SET PROBLEM => Pick out all lines of the entries that include the word "screenshot" and copy them.

Stored entries =>

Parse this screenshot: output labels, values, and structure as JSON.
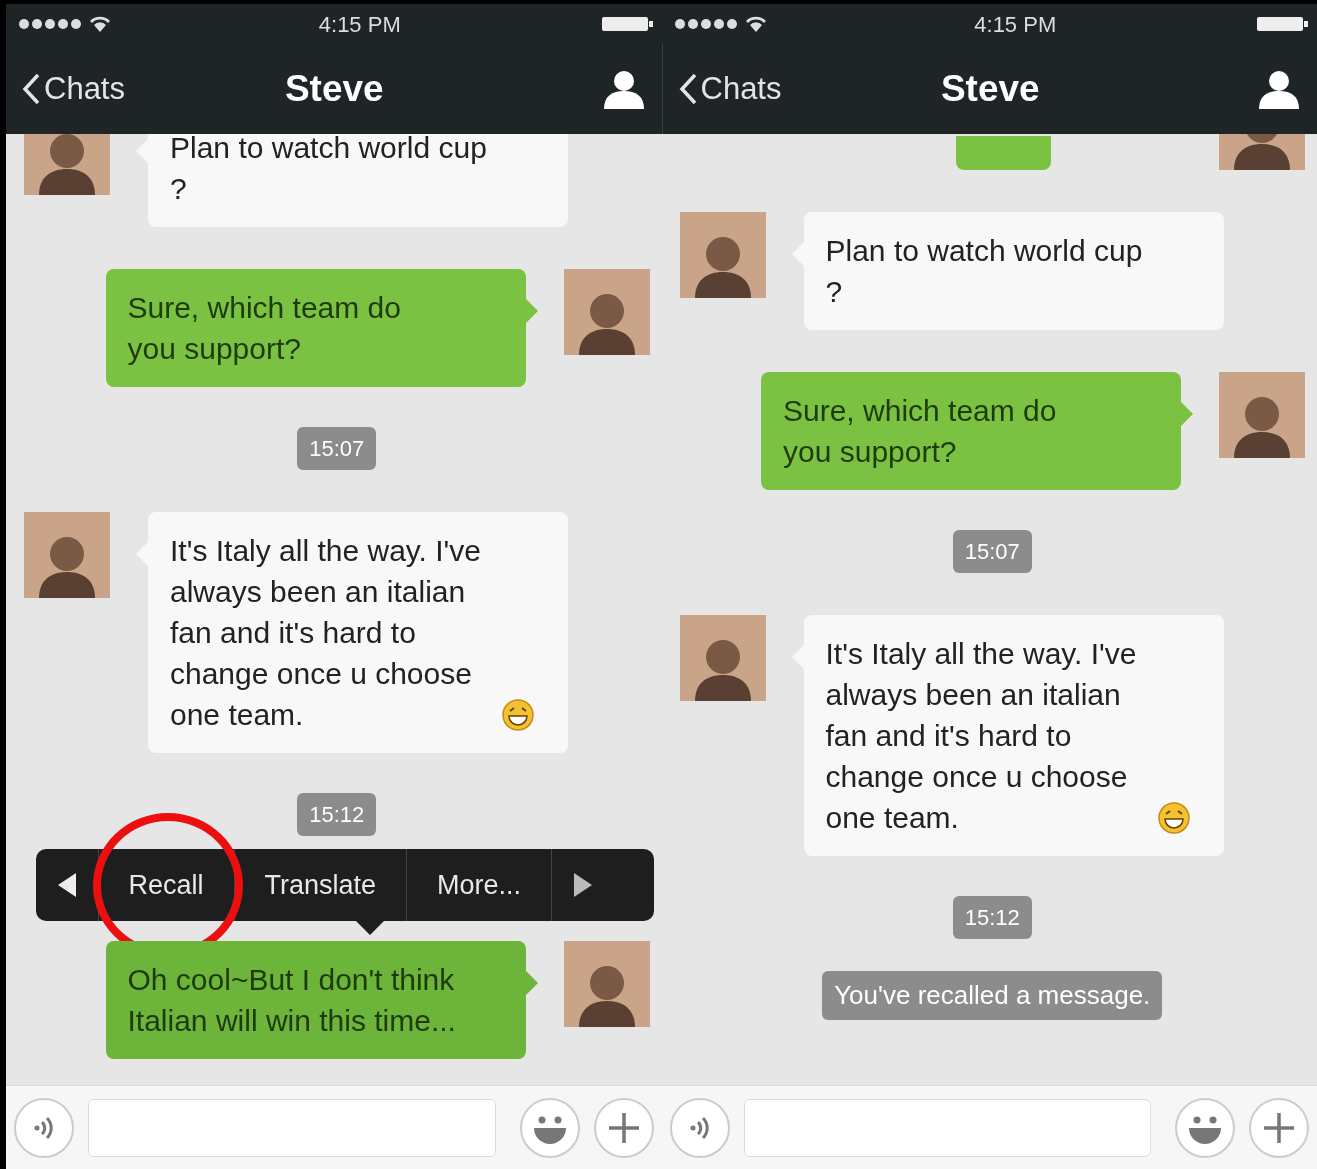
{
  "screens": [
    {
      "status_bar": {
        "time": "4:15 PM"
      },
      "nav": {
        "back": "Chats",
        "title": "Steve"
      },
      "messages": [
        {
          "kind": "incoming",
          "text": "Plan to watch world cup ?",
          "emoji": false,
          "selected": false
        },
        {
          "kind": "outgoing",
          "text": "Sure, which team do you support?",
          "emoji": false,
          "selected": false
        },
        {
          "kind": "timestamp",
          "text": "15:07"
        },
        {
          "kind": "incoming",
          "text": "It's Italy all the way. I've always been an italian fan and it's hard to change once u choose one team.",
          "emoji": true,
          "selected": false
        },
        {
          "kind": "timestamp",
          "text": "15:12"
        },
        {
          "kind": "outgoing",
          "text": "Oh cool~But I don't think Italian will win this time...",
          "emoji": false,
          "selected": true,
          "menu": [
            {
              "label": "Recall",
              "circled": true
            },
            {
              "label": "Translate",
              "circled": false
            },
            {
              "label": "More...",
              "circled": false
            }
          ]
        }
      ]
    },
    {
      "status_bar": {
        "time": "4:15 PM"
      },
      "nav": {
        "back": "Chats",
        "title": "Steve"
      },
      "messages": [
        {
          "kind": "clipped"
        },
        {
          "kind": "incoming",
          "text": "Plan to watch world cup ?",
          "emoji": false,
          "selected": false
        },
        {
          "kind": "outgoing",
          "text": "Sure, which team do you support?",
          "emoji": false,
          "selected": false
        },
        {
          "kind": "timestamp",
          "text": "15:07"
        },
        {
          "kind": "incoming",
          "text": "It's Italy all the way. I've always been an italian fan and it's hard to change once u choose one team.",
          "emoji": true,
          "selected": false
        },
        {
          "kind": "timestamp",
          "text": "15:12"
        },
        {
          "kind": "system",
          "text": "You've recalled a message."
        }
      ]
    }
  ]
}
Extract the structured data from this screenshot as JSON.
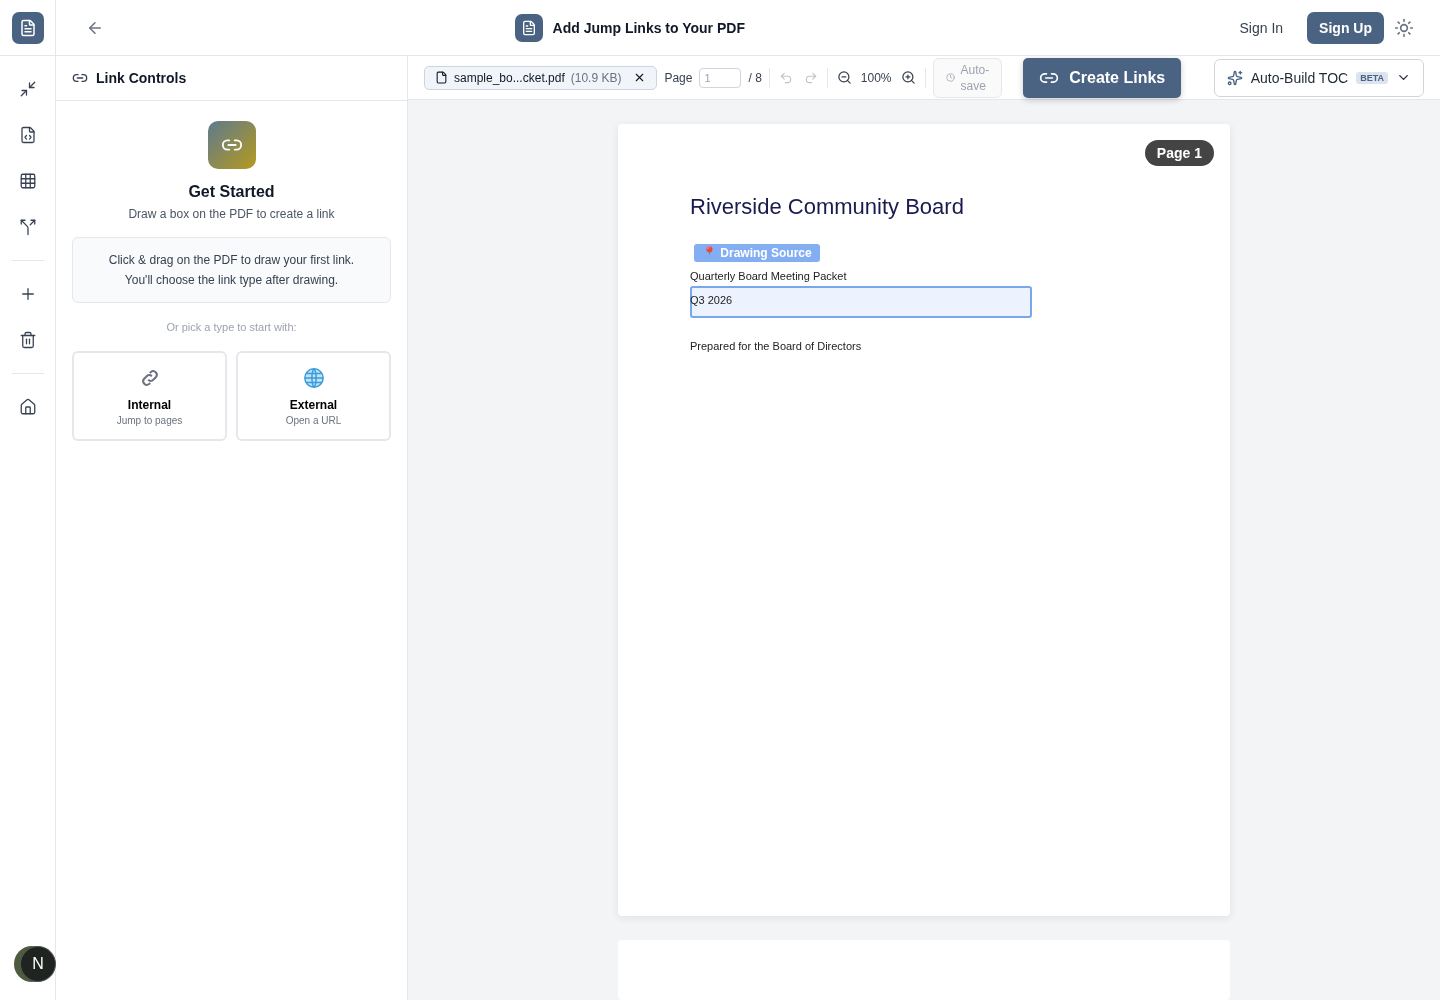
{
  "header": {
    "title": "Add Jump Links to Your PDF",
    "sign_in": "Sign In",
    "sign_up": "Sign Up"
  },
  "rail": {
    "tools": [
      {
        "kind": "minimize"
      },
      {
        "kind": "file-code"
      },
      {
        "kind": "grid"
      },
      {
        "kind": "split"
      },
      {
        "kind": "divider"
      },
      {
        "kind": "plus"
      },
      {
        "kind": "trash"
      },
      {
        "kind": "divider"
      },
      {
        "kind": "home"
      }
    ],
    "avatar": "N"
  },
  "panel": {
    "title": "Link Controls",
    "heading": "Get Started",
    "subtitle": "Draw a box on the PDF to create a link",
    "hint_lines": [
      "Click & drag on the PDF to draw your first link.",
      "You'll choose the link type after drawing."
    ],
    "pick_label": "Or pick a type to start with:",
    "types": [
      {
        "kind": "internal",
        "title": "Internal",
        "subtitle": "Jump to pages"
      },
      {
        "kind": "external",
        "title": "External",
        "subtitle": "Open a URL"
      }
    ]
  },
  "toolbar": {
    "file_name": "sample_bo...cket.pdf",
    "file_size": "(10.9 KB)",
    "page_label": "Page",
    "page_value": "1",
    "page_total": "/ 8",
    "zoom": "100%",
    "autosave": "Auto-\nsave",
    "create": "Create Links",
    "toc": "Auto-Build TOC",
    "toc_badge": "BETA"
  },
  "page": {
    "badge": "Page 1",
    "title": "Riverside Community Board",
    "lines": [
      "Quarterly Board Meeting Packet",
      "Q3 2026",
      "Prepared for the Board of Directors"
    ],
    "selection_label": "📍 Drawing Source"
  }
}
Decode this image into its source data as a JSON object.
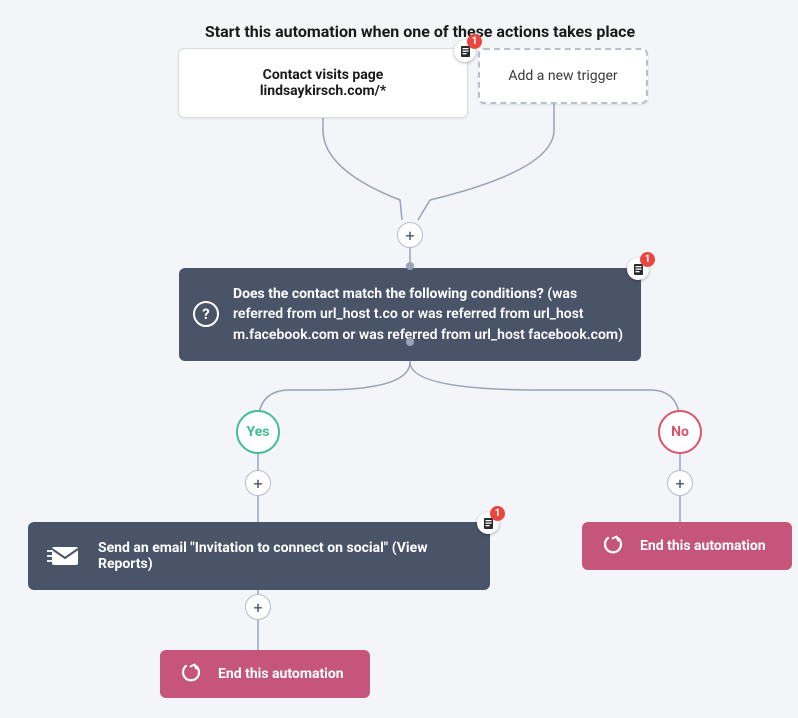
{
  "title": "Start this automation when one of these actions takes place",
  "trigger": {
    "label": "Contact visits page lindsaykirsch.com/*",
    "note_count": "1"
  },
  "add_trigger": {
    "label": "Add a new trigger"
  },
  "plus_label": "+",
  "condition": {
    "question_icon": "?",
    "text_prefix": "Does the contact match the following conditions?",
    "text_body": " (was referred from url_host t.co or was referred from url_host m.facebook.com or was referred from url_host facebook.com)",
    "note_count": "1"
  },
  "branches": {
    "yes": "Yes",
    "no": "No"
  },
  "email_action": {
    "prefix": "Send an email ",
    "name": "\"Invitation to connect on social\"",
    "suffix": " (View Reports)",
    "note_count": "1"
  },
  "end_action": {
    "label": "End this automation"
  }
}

RESPONSE =>
Parse this screenshot: output labels, values, and structure as JSON.
Extract the structured data from this screenshot as JSON.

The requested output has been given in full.